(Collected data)
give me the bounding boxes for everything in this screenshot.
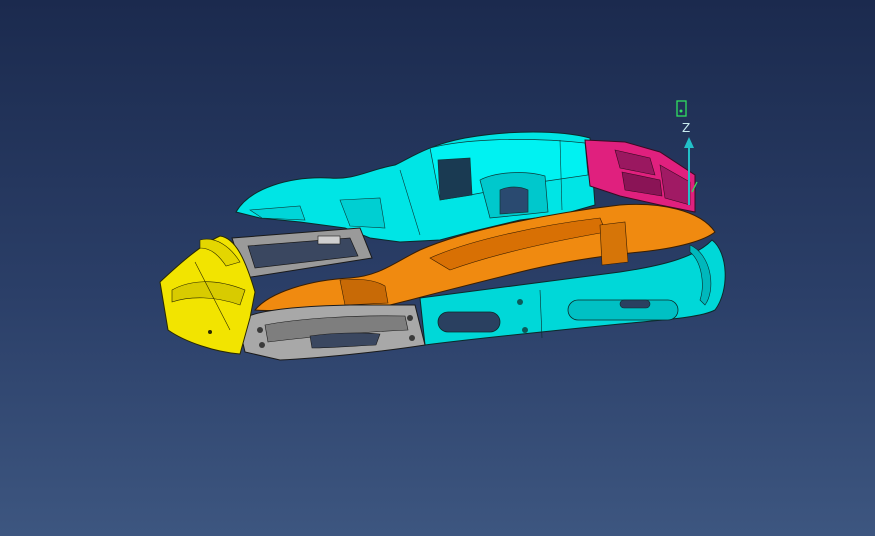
- inner-frame-part[interactable]: [231, 227, 373, 279]
- front-bumper-part[interactable]: [159, 235, 256, 355]
- z-axis-label: Z: [682, 121, 691, 135]
- front-frame-part[interactable]: [237, 304, 426, 361]
- rear-panel-part[interactable]: [584, 139, 696, 213]
- axis-marker-icon: [676, 100, 687, 117]
- model-canvas[interactable]: [0, 0, 875, 536]
- 3d-viewport[interactable]: Z: [0, 0, 875, 536]
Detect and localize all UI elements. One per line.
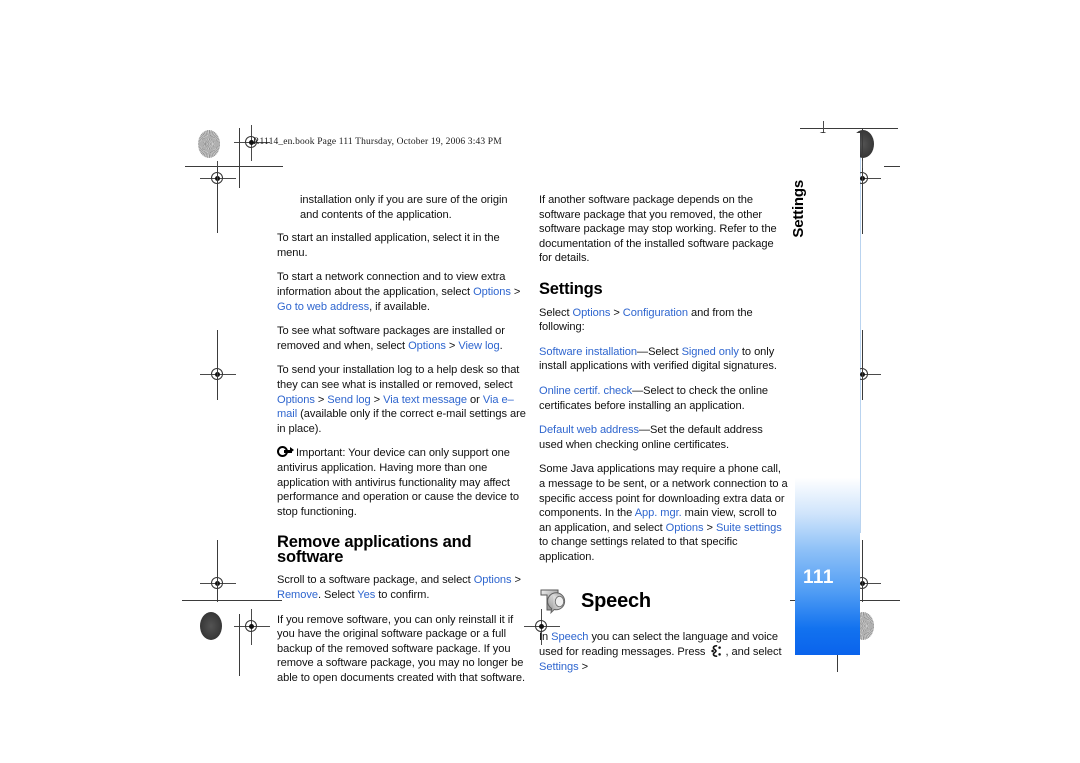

▸ **Directions**:
Present every line of the listing above as a numbered list, skipping any blank lines and omitting the pictures.

▸ **Task response**:
1. give me the bounding boxes for everything in this screenshot.
2. - inner-frame-part[interactable]: [231, 227, 373, 279]
3. - front-bumper-part[interactable]: [159, 235, 256, 355]
4. - z-axis-label: Z: [682, 121, 691, 135]
5. - front-frame-part[interactable]: [237, 304, 426, 361]
6. - rear-panel-part[interactable]: [584, 139, 696, 213]
7. - axis-marker-icon: [676, 100, 687, 117]
8. - model-canvas[interactable]: [0, 0, 875, 536]
9. - 3d-viewport[interactable]: Z: [0, 0, 875, 536]
10. Detect and localize all UI elements. One per line.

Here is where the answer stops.